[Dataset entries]

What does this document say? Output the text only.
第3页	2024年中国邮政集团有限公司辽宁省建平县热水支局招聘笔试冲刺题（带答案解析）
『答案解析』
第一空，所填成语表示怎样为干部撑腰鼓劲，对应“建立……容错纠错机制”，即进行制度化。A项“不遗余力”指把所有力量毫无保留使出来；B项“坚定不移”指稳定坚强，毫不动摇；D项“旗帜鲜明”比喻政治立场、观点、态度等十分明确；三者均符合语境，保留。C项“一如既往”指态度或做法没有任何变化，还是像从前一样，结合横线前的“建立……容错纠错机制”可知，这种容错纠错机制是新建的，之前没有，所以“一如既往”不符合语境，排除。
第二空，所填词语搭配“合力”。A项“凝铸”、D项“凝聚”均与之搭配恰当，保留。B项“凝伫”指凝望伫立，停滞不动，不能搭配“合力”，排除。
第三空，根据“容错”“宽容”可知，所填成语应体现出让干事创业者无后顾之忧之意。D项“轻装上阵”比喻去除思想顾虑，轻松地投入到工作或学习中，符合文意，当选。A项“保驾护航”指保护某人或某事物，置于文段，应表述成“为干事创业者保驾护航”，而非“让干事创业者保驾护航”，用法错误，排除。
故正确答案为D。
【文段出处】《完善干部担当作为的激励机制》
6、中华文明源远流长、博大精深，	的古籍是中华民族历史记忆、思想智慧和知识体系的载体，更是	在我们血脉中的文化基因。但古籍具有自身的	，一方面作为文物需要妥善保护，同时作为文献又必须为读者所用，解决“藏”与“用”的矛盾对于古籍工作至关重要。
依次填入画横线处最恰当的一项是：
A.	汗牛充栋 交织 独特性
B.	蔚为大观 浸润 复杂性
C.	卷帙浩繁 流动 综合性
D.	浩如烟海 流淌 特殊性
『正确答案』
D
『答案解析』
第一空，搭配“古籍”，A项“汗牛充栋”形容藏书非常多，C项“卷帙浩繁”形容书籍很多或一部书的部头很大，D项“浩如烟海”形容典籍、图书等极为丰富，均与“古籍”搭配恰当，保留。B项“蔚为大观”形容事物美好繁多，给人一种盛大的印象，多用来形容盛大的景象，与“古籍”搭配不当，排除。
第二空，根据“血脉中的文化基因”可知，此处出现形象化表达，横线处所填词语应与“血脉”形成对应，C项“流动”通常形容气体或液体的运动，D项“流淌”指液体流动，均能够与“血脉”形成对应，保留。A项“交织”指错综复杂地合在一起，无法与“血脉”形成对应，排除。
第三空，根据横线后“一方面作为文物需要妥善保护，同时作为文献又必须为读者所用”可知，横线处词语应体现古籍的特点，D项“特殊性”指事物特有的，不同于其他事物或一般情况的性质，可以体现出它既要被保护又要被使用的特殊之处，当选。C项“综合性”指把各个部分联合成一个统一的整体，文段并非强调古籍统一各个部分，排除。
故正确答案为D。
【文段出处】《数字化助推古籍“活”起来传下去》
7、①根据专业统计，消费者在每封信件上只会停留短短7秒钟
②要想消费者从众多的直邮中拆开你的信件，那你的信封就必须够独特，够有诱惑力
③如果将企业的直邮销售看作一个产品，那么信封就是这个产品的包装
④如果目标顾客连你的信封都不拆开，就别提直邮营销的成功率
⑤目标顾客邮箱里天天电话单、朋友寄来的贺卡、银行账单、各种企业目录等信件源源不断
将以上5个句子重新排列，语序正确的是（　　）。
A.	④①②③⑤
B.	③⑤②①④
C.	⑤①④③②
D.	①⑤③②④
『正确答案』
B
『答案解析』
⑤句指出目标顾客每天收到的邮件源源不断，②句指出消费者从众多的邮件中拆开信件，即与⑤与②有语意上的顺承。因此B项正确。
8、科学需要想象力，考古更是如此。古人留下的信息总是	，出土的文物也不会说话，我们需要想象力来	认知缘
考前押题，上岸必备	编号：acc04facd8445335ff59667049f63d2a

- _To be done_
Copy all of the material word for word.

- _Final result_
What does this document say? Output the text only.
第3页	2024年中国邮政集团有限公司辽宁省建平县热水支局招聘笔试冲刺题（带答案解析）
『答案解析』
第一空，所填成语表示怎样为干部撑腰鼓劲，对应“建立……容错纠错机制”，即进行制度化。A项“不遗余力”指把所有力量毫无保留使出来；B项“坚定不移”指稳定坚强，毫不动摇；D项“旗帜鲜明”比喻政治立场、观点、态度等十分明确；三者均符合语境，保留。C项“一如既往”指态度或做法没有任何变化，还是像从前一样，结合横线前的“建立……容错纠错机制”可知，这种容错纠错机制是新建的，之前没有，所以“一如既往”不符合语境，排除。
第二空，所填词语搭配“合力”。A项“凝铸”、D项“凝聚”均与之搭配恰当，保留。B项“凝伫”指凝望伫立，停滞不动，不能搭配“合力”，排除。
第三空，根据“容错”“宽容”可知，所填成语应体现出让干事创业者无后顾之忧之意。D项“轻装上阵”比喻去除思想顾虑，轻松地投入到工作或学习中，符合文意，当选。A项“保驾护航”指保护某人或某事物，置于文段，应表述成“为干事创业者保驾护航”，而非“让干事创业者保驾护航”，用法错误，排除。
故正确答案为D。
【文段出处】《完善干部担当作为的激励机制》
6、中华文明源远流长、博大精深，	的古籍是中华民族历史记忆、思想智慧和知识体系的载体，更是	在我们血脉中的文化基因。但古籍具有自身的	，一方面作为文物需要妥善保护，同时作为文献又必须为读者所用，解决“藏”与“用”的矛盾对于古籍工作至关重要。
依次填入画横线处最恰当的一项是：
A.	汗牛充栋 交织 独特性
B.	蔚为大观 浸润 复杂性
C.	卷帙浩繁 流动 综合性
D.	浩如烟海 流淌 特殊性
『正确答案』
D
『答案解析』
第一空，搭配“古籍”，A项“汗牛充栋”形容藏书非常多，C项“卷帙浩繁”形容书籍很多或一部书的部头很大，D项“浩如烟海”形容典籍、图书等极为丰富，均与“古籍”搭配恰当，保留。B项“蔚为大观”形容事物美好繁多，给人一种盛大的印象，多用来形容盛大的景象，与“古籍”搭配不当，排除。
第二空，根据“血脉中的文化基因”可知，此处出现形象化表达，横线处所填词语应与“血脉”形成对应，C项“流动”通常形容气体或液体的运动，D项“流淌”指液体流动，均能够与“血脉”形成对应，保留。A项“交织”指错综复杂地合在一起，无法与“血脉”形成对应，排除。
第三空，根据横线后“一方面作为文物需要妥善保护，同时作为文献又必须为读者所用”可知，横线处词语应体现古籍的特点，D项“特殊性”指事物特有的，不同于其他事物或一般情况的性质，可以体现出它既要被保护又要被使用的特殊之处，当选。C项“综合性”指把各个部分联合成一个统一的整体，文段并非强调古籍统一各个部分，排除。
故正确答案为D。
【文段出处】《数字化助推古籍“活”起来传下去》
7、①根据专业统计，消费者在每封信件上只会停留短短7秒钟
②要想消费者从众多的直邮中拆开你的信件，那你的信封就必须够独特，够有诱惑力
③如果将企业的直邮销售看作一个产品，那么信封就是这个产品的包装
④如果目标顾客连你的信封都不拆开，就别提直邮营销的成功率
⑤目标顾客邮箱里天天电话单、朋友寄来的贺卡、银行账单、各种企业目录等信件源源不断
将以上5个句子重新排列，语序正确的是（　　）。
A.	④①②③⑤
B.	③⑤②①④
C.	⑤①④③②
D.	①⑤③②④
『正确答案』
B
『答案解析』
⑤句指出目标顾客每天收到的邮件源源不断，②句指出消费者从众多的邮件中拆开信件，即与⑤与②有语意上的顺承。因此B项正确。
8、科学需要想象力，考古更是如此。古人留下的信息总是	，出土的文物也不会说话，我们需要想象力来	认知缘
考前押题，上岸必备	编号：acc04facd8445335ff59667049f63d2a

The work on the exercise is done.